- _STATED EXERCISE_: Copy nothing but the text: repeat each entry exactly and drop the images.
Start ROWS
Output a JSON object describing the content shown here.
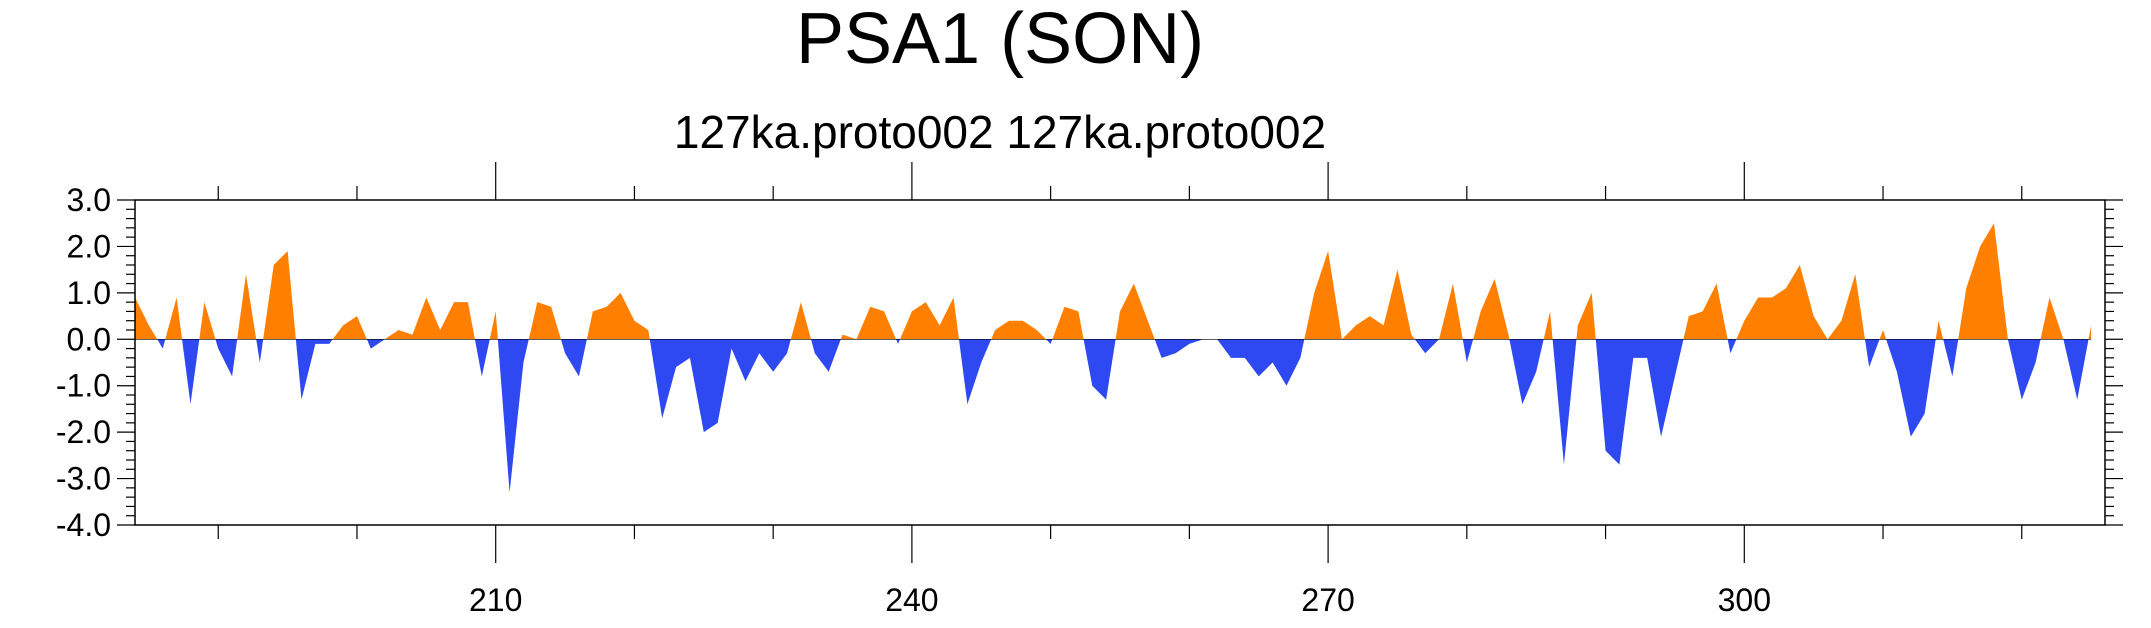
{
  "chart_data": {
    "type": "area",
    "title": "PSA1 (SON)",
    "subtitle": "127ka.proto002  127ka.proto002",
    "xlabel": "",
    "ylabel": "",
    "xlim": [
      184,
      326
    ],
    "ylim": [
      -4.0,
      3.0
    ],
    "x_ticks": [
      210,
      240,
      270,
      300
    ],
    "x_tick_labels": [
      "210",
      "240",
      "270",
      "300"
    ],
    "y_ticks": [
      3.0,
      2.0,
      1.0,
      0.0,
      -1.0,
      -2.0,
      -3.0,
      -4.0
    ],
    "y_tick_labels": [
      "3.0",
      "2.0",
      "1.0",
      "0.0",
      "-1.0",
      "-2.0",
      "-3.0",
      "-4.0"
    ],
    "positive_color": "#ff8000",
    "negative_color": "#2f49f2",
    "x_start": 184,
    "x_step": 1,
    "values": [
      0.9,
      0.3,
      -0.2,
      0.9,
      -1.4,
      0.8,
      -0.2,
      -0.8,
      1.4,
      -0.5,
      1.6,
      1.9,
      -1.3,
      -0.1,
      -0.1,
      0.3,
      0.5,
      -0.2,
      0.0,
      0.2,
      0.1,
      0.9,
      0.2,
      0.8,
      0.8,
      -0.8,
      0.6,
      -3.3,
      -0.5,
      0.8,
      0.7,
      -0.3,
      -0.8,
      0.6,
      0.7,
      1.0,
      0.4,
      0.2,
      -1.7,
      -0.6,
      -0.4,
      -2.0,
      -1.8,
      -0.2,
      -0.9,
      -0.3,
      -0.7,
      -0.3,
      0.8,
      -0.3,
      -0.7,
      0.1,
      0.0,
      0.7,
      0.6,
      -0.1,
      0.6,
      0.8,
      0.3,
      0.9,
      -1.4,
      -0.5,
      0.2,
      0.4,
      0.4,
      0.2,
      -0.1,
      0.7,
      0.6,
      -1.0,
      -1.3,
      0.6,
      1.2,
      0.4,
      -0.4,
      -0.3,
      -0.1,
      0.0,
      0.0,
      -0.4,
      -0.4,
      -0.8,
      -0.5,
      -1.0,
      -0.4,
      1.0,
      1.9,
      0.0,
      0.3,
      0.5,
      0.3,
      1.5,
      0.1,
      -0.3,
      0.0,
      1.2,
      -0.5,
      0.6,
      1.3,
      0.1,
      -1.4,
      -0.7,
      0.6,
      -2.7,
      0.3,
      1.0,
      -2.4,
      -2.7,
      -0.4,
      -0.4,
      -2.1,
      -0.8,
      0.5,
      0.6,
      1.2,
      -0.3,
      0.4,
      0.9,
      0.9,
      1.1,
      1.6,
      0.5,
      0.0,
      0.4,
      1.4,
      -0.6,
      0.2,
      -0.7,
      -2.1,
      -1.6,
      0.4,
      -0.8,
      1.1,
      2.0,
      2.5,
      0.0,
      -1.3,
      -0.5,
      0.9,
      0.0,
      -1.3,
      0.3
    ]
  }
}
End ROWS
- _RESULT OF THIS TASK_:
Output a JSON object describing the content shown here.
{
  "chart_data": {
    "type": "area",
    "title": "PSA1 (SON)",
    "subtitle": "127ka.proto002  127ka.proto002",
    "xlabel": "",
    "ylabel": "",
    "xlim": [
      184,
      326
    ],
    "ylim": [
      -4.0,
      3.0
    ],
    "x_ticks": [
      210,
      240,
      270,
      300
    ],
    "x_tick_labels": [
      "210",
      "240",
      "270",
      "300"
    ],
    "y_ticks": [
      3.0,
      2.0,
      1.0,
      0.0,
      -1.0,
      -2.0,
      -3.0,
      -4.0
    ],
    "y_tick_labels": [
      "3.0",
      "2.0",
      "1.0",
      "0.0",
      "-1.0",
      "-2.0",
      "-3.0",
      "-4.0"
    ],
    "positive_color": "#ff8000",
    "negative_color": "#2f49f2",
    "x_start": 184,
    "x_step": 1,
    "values": [
      0.9,
      0.3,
      -0.2,
      0.9,
      -1.4,
      0.8,
      -0.2,
      -0.8,
      1.4,
      -0.5,
      1.6,
      1.9,
      -1.3,
      -0.1,
      -0.1,
      0.3,
      0.5,
      -0.2,
      0.0,
      0.2,
      0.1,
      0.9,
      0.2,
      0.8,
      0.8,
      -0.8,
      0.6,
      -3.3,
      -0.5,
      0.8,
      0.7,
      -0.3,
      -0.8,
      0.6,
      0.7,
      1.0,
      0.4,
      0.2,
      -1.7,
      -0.6,
      -0.4,
      -2.0,
      -1.8,
      -0.2,
      -0.9,
      -0.3,
      -0.7,
      -0.3,
      0.8,
      -0.3,
      -0.7,
      0.1,
      0.0,
      0.7,
      0.6,
      -0.1,
      0.6,
      0.8,
      0.3,
      0.9,
      -1.4,
      -0.5,
      0.2,
      0.4,
      0.4,
      0.2,
      -0.1,
      0.7,
      0.6,
      -1.0,
      -1.3,
      0.6,
      1.2,
      0.4,
      -0.4,
      -0.3,
      -0.1,
      0.0,
      0.0,
      -0.4,
      -0.4,
      -0.8,
      -0.5,
      -1.0,
      -0.4,
      1.0,
      1.9,
      0.0,
      0.3,
      0.5,
      0.3,
      1.5,
      0.1,
      -0.3,
      0.0,
      1.2,
      -0.5,
      0.6,
      1.3,
      0.1,
      -1.4,
      -0.7,
      0.6,
      -2.7,
      0.3,
      1.0,
      -2.4,
      -2.7,
      -0.4,
      -0.4,
      -2.1,
      -0.8,
      0.5,
      0.6,
      1.2,
      -0.3,
      0.4,
      0.9,
      0.9,
      1.1,
      1.6,
      0.5,
      0.0,
      0.4,
      1.4,
      -0.6,
      0.2,
      -0.7,
      -2.1,
      -1.6,
      0.4,
      -0.8,
      1.1,
      2.0,
      2.5,
      0.0,
      -1.3,
      -0.5,
      0.9,
      0.0,
      -1.3,
      0.3
    ]
  }
}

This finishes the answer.